### WHAT IS EXPECTED
Reproduce the records that follow in full, excluding any picture they contain.
begin DATA RECORDS
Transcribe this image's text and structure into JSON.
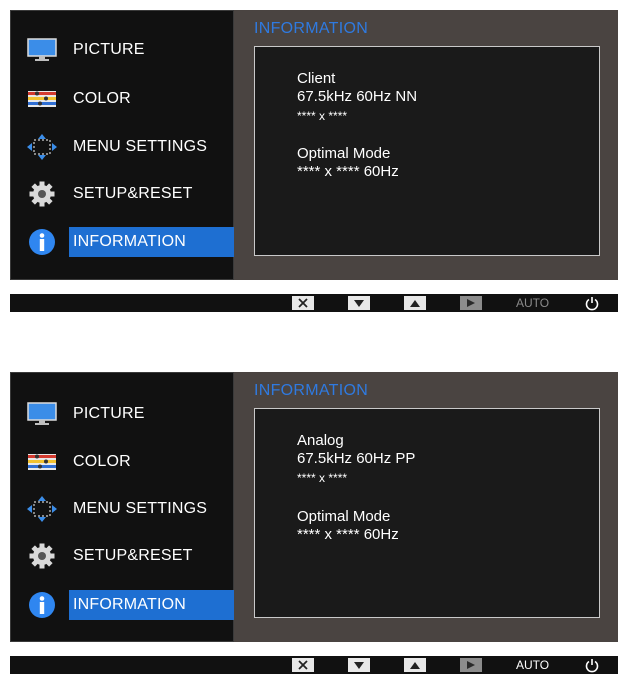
{
  "screens": [
    {
      "menu": [
        {
          "label": "PICTURE",
          "icon": "monitor-icon"
        },
        {
          "label": "COLOR",
          "icon": "color-bars-icon"
        },
        {
          "label": "MENU SETTINGS",
          "icon": "menu-settings-arrows-icon"
        },
        {
          "label": "SETUP&RESET",
          "icon": "gear-icon"
        },
        {
          "label": "INFORMATION",
          "icon": "info-icon",
          "selected": true
        }
      ],
      "info_title": "INFORMATION",
      "signal_type": "Client",
      "frequency": "67.5kHz 60Hz NN",
      "resolution": "**** x ****",
      "optimal_label": "Optimal Mode",
      "optimal_value": "**** x **** 60Hz",
      "keybar": {
        "auto": "AUTO",
        "auto_color": "#8a8a8a"
      }
    },
    {
      "menu": [
        {
          "label": "PICTURE",
          "icon": "monitor-icon"
        },
        {
          "label": "COLOR",
          "icon": "color-bars-icon"
        },
        {
          "label": "MENU SETTINGS",
          "icon": "menu-settings-arrows-icon"
        },
        {
          "label": "SETUP&RESET",
          "icon": "gear-icon"
        },
        {
          "label": "INFORMATION",
          "icon": "info-icon",
          "selected": true
        }
      ],
      "info_title": "INFORMATION",
      "signal_type": "Analog",
      "frequency": "67.5kHz 60Hz PP",
      "resolution": "**** x ****",
      "optimal_label": "Optimal Mode",
      "optimal_value": "**** x **** 60Hz",
      "keybar": {
        "auto": "AUTO",
        "auto_color": "#ffffff"
      }
    }
  ],
  "colors": {
    "accent": "#1e6fd2",
    "title_blue": "#2f7ae0",
    "panel": "#4a4441",
    "menu_bg": "#111111"
  }
}
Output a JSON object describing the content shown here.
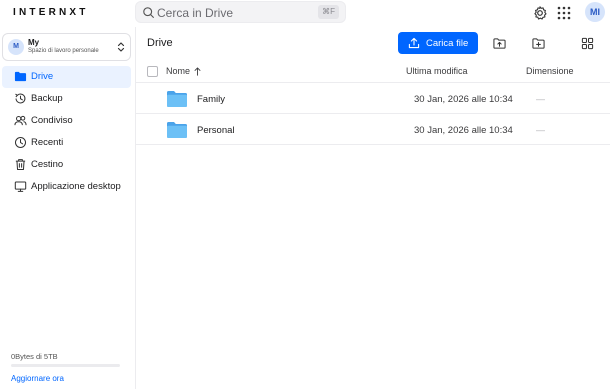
{
  "brand": {
    "logo": "INTERNXT"
  },
  "search": {
    "placeholder": "Cerca in Drive",
    "shortcut": "⌘F"
  },
  "header": {
    "settings_icon": "gear-icon",
    "apps_icon": "grid-dots-icon",
    "avatar_initials": "MI"
  },
  "workspace": {
    "initial": "M",
    "name": "My",
    "subtitle": "Spazio di lavoro personale"
  },
  "sidebar": {
    "items": [
      {
        "label": "Drive",
        "icon": "folder-icon",
        "active": true
      },
      {
        "label": "Backup",
        "icon": "history-icon",
        "active": false
      },
      {
        "label": "Condiviso",
        "icon": "users-icon",
        "active": false
      },
      {
        "label": "Recenti",
        "icon": "clock-icon",
        "active": false
      },
      {
        "label": "Cestino",
        "icon": "trash-icon",
        "active": false
      },
      {
        "label": "Applicazione desktop",
        "icon": "desktop-icon",
        "active": false
      }
    ],
    "storage_text": "0Bytes di 5TB",
    "storage_used_fraction": 0,
    "upgrade_label": "Aggiornare ora"
  },
  "main": {
    "breadcrumb": "Drive",
    "upload_label": "Carica file",
    "columns": {
      "name": "Nome",
      "modified": "Ultima modifica",
      "size": "Dimensione"
    },
    "rows": [
      {
        "name": "Family",
        "modified": "30 Jan, 2026 alle 10:34",
        "size": "—"
      },
      {
        "name": "Personal",
        "modified": "30 Jan, 2026 alle 10:34",
        "size": "—"
      }
    ]
  },
  "colors": {
    "accent": "#0066ff",
    "folder": "#5ab0f0",
    "active_bg": "#eaf2ff"
  }
}
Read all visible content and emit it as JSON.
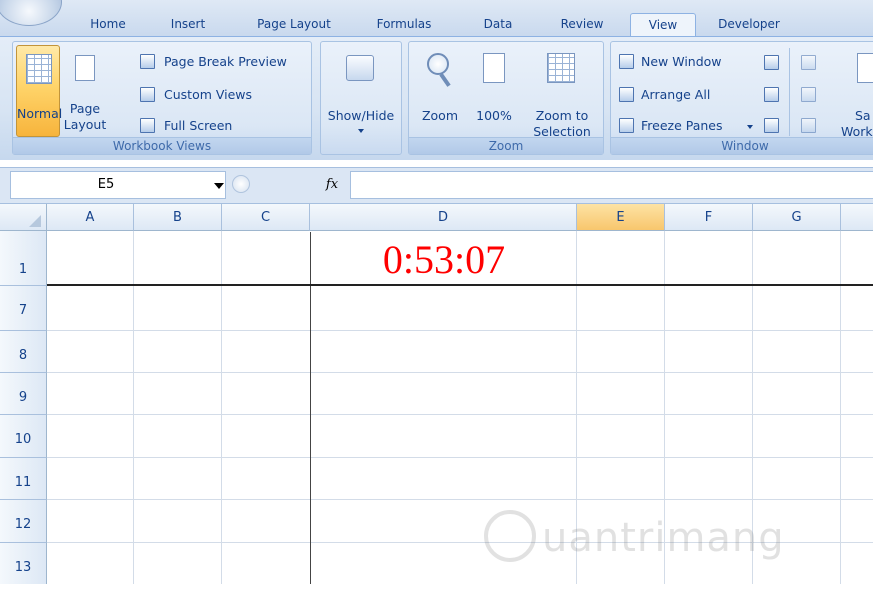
{
  "tabs": [
    "Home",
    "Insert",
    "Page Layout",
    "Formulas",
    "Data",
    "Review",
    "View",
    "Developer"
  ],
  "active_tab": "View",
  "ribbon": {
    "workbook_views": {
      "normal": "Normal",
      "page_layout_1": "Page",
      "page_layout_2": "Layout",
      "page_break_preview": "Page Break Preview",
      "custom_views": "Custom Views",
      "full_screen": "Full Screen",
      "label": "Workbook Views"
    },
    "show_hide": {
      "label": "Show/Hide"
    },
    "zoom": {
      "zoom": "Zoom",
      "hundred": "100%",
      "zoom_to_1": "Zoom to",
      "zoom_to_2": "Selection",
      "label": "Zoom"
    },
    "window": {
      "new_window": "New Window",
      "arrange_all": "Arrange All",
      "freeze_panes": "Freeze Panes",
      "save_ws_1": "Sa",
      "save_ws_2": "Work",
      "label": "Window"
    }
  },
  "formula_bar": {
    "name_box": "E5",
    "fx": "fx",
    "content": ""
  },
  "sheet": {
    "columns": [
      "A",
      "B",
      "C",
      "D",
      "E",
      "F",
      "G"
    ],
    "selected_column": "E",
    "rows": [
      "1",
      "7",
      "8",
      "9",
      "10",
      "11",
      "12",
      "13"
    ],
    "cell_D1": "0:53:07"
  },
  "colors": {
    "timer": "#ff0000",
    "selection": "#f8c66d",
    "ribbon": "#dbe7f5"
  },
  "watermark": "uantrimang"
}
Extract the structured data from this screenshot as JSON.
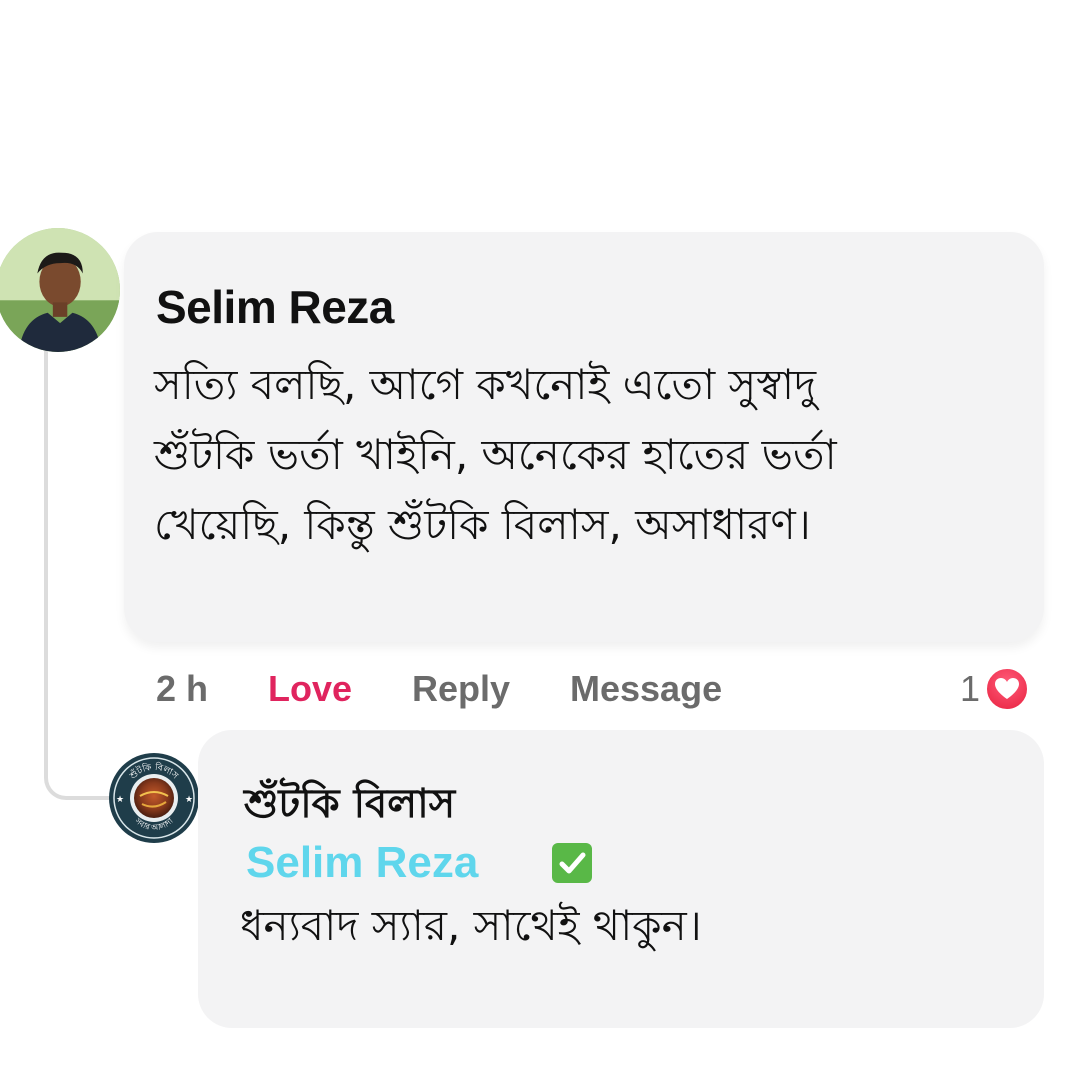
{
  "comment": {
    "author": "Selim Reza",
    "lines": [
      "সত্যি বলছি, আগে কখনোই এতো সুস্বাদু",
      "শুঁটকি ভর্তা খাইনি, অনেকের হাতের ভর্তা",
      "খেয়েছি, কিন্তু শুঁটকি বিলাস, অসাধারণ।"
    ],
    "time": "2 h",
    "actions": {
      "love": "Love",
      "reply": "Reply",
      "message": "Message"
    },
    "reaction_count": "1",
    "reaction_icon": "love-heart-icon"
  },
  "reply": {
    "page_name": "শুঁটকি বিলাস",
    "mention": "Selim Reza",
    "mention_badge_icon": "checkmark-icon",
    "text": "ধন্যবাদ স্যার, সাথেই থাকুন।",
    "logo_text_top": "শুঁটকি বিলাস",
    "logo_text_bottom": "সবার আলাদা"
  },
  "colors": {
    "love": "#e0245e",
    "mention": "#5fd6ec",
    "bubble": "#f3f3f4",
    "muted": "#6b6b6b",
    "check": "#59b847"
  }
}
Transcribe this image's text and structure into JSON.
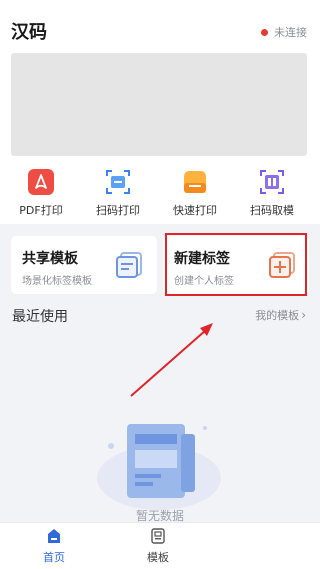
end DATA RECORDS
### ANSWER IN FULL
Transcribe this image's text and structure into JSON.
{
  "screens": [
    {
      "menu": [
        {
          "label": "PICTURE",
          "icon": "monitor-icon"
        },
        {
          "label": "COLOR",
          "icon": "color-bars-icon"
        },
        {
          "label": "MENU SETTINGS",
          "icon": "menu-settings-arrows-icon"
        },
        {
          "label": "SETUP&RESET",
          "icon": "gear-icon"
        },
        {
          "label": "INFORMATION",
          "icon": "info-icon",
          "selected": true
        }
      ],
      "info_title": "INFORMATION",
      "signal_type": "Client",
      "frequency": "67.5kHz 60Hz NN",
      "resolution": "**** x ****",
      "optimal_label": "Optimal Mode",
      "optimal_value": "**** x **** 60Hz",
      "keybar": {
        "auto": "AUTO",
        "auto_color": "#8a8a8a"
      }
    },
    {
      "menu": [
        {
          "label": "PICTURE",
          "icon": "monitor-icon"
        },
        {
          "label": "COLOR",
          "icon": "color-bars-icon"
        },
        {
          "label": "MENU SETTINGS",
          "icon": "menu-settings-arrows-icon"
        },
        {
          "label": "SETUP&RESET",
          "icon": "gear-icon"
        },
        {
          "label": "INFORMATION",
          "icon": "info-icon",
          "selected": true
        }
      ],
      "info_title": "INFORMATION",
      "signal_type": "Analog",
      "frequency": "67.5kHz 60Hz PP",
      "resolution": "**** x ****",
      "optimal_label": "Optimal Mode",
      "optimal_value": "**** x **** 60Hz",
      "keybar": {
        "auto": "AUTO",
        "auto_color": "#ffffff"
      }
    }
  ],
  "colors": {
    "accent": "#1e6fd2",
    "title_blue": "#2f7ae0",
    "panel": "#4a4441",
    "menu_bg": "#111111"
  }
}
Output a JSON object describing the content shown here.
{
  "brand": {
    "logo": "INTERNXT"
  },
  "search": {
    "placeholder": "Cerca in Drive",
    "shortcut": "⌘F"
  },
  "header": {
    "settings_icon": "gear-icon",
    "apps_icon": "grid-dots-icon",
    "avatar_initials": "MI"
  },
  "workspace": {
    "initial": "M",
    "name": "My",
    "subtitle": "Spazio di lavoro personale"
  },
  "sidebar": {
    "items": [
      {
        "label": "Drive",
        "icon": "folder-icon",
        "active": true
      },
      {
        "label": "Backup",
        "icon": "history-icon",
        "active": false
      },
      {
        "label": "Condiviso",
        "icon": "users-icon",
        "active": false
      },
      {
        "label": "Recenti",
        "icon": "clock-icon",
        "active": false
      },
      {
        "label": "Cestino",
        "icon": "trash-icon",
        "active": false
      },
      {
        "label": "Applicazione desktop",
        "icon": "desktop-icon",
        "active": false
      }
    ],
    "storage_text": "0Bytes di 5TB",
    "storage_used_fraction": 0,
    "upgrade_label": "Aggiornare ora"
  },
  "main": {
    "breadcrumb": "Drive",
    "upload_label": "Carica file",
    "columns": {
      "name": "Nome",
      "modified": "Ultima modifica",
      "size": "Dimensione"
    },
    "rows": [
      {
        "name": "Family",
        "modified": "30 Jan, 2026 alle 10:34",
        "size": "—"
      },
      {
        "name": "Personal",
        "modified": "30 Jan, 2026 alle 10:34",
        "size": "—"
      }
    ]
  },
  "colors": {
    "accent": "#0066ff",
    "folder": "#5ab0f0",
    "active_bg": "#eaf2ff"
  }
}
Read all visible content and emit it as JSON.
{
  "tabs": [
    "Home",
    "Insert",
    "Page Layout",
    "Formulas",
    "Data",
    "Review",
    "View",
    "Developer"
  ],
  "active_tab": "View",
  "ribbon": {
    "workbook_views": {
      "normal": "Normal",
      "page_layout_1": "Page",
      "page_layout_2": "Layout",
      "page_break_preview": "Page Break Preview",
      "custom_views": "Custom Views",
      "full_screen": "Full Screen",
      "label": "Workbook Views"
    },
    "show_hide": {
      "label": "Show/Hide"
    },
    "zoom": {
      "zoom": "Zoom",
      "hundred": "100%",
      "zoom_to_1": "Zoom to",
      "zoom_to_2": "Selection",
      "label": "Zoom"
    },
    "window": {
      "new_window": "New Window",
      "arrange_all": "Arrange All",
      "freeze_panes": "Freeze Panes",
      "save_ws_1": "Sa",
      "save_ws_2": "Work",
      "label": "Window"
    }
  },
  "formula_bar": {
    "name_box": "E5",
    "fx": "fx",
    "content": ""
  },
  "sheet": {
    "columns": [
      "A",
      "B",
      "C",
      "D",
      "E",
      "F",
      "G"
    ],
    "selected_column": "E",
    "rows": [
      "1",
      "7",
      "8",
      "9",
      "10",
      "11",
      "12",
      "13"
    ],
    "cell_D1": "0:53:07"
  },
  "colors": {
    "timer": "#ff0000",
    "selection": "#f8c66d",
    "ribbon": "#dbe7f5"
  },
  "watermark": "uantrimang"
}
Extract the structured data from this screenshot as JSON.
{
  "comment": {
    "author": "Selim Reza",
    "lines": [
      "সত্যি বলছি, আগে কখনোই এতো সুস্বাদু",
      "শুঁটকি ভর্তা খাইনি, অনেকের হাতের ভর্তা",
      "খেয়েছি, কিন্তু শুঁটকি বিলাস, অসাধারণ।"
    ],
    "time": "2 h",
    "actions": {
      "love": "Love",
      "reply": "Reply",
      "message": "Message"
    },
    "reaction_count": "1",
    "reaction_icon": "love-heart-icon"
  },
  "reply": {
    "page_name": "শুঁটকি বিলাস",
    "mention": "Selim Reza",
    "mention_badge_icon": "checkmark-icon",
    "text": "ধন্যবাদ স্যার, সাথেই থাকুন।",
    "logo_text_top": "শুঁটকি বিলাস",
    "logo_text_bottom": "সবার আলাদা"
  },
  "colors": {
    "love": "#e0245e",
    "mention": "#5fd6ec",
    "bubble": "#f3f3f4",
    "muted": "#6b6b6b",
    "check": "#59b847"
  }
}
Transcribe this image's text and structure into JSON.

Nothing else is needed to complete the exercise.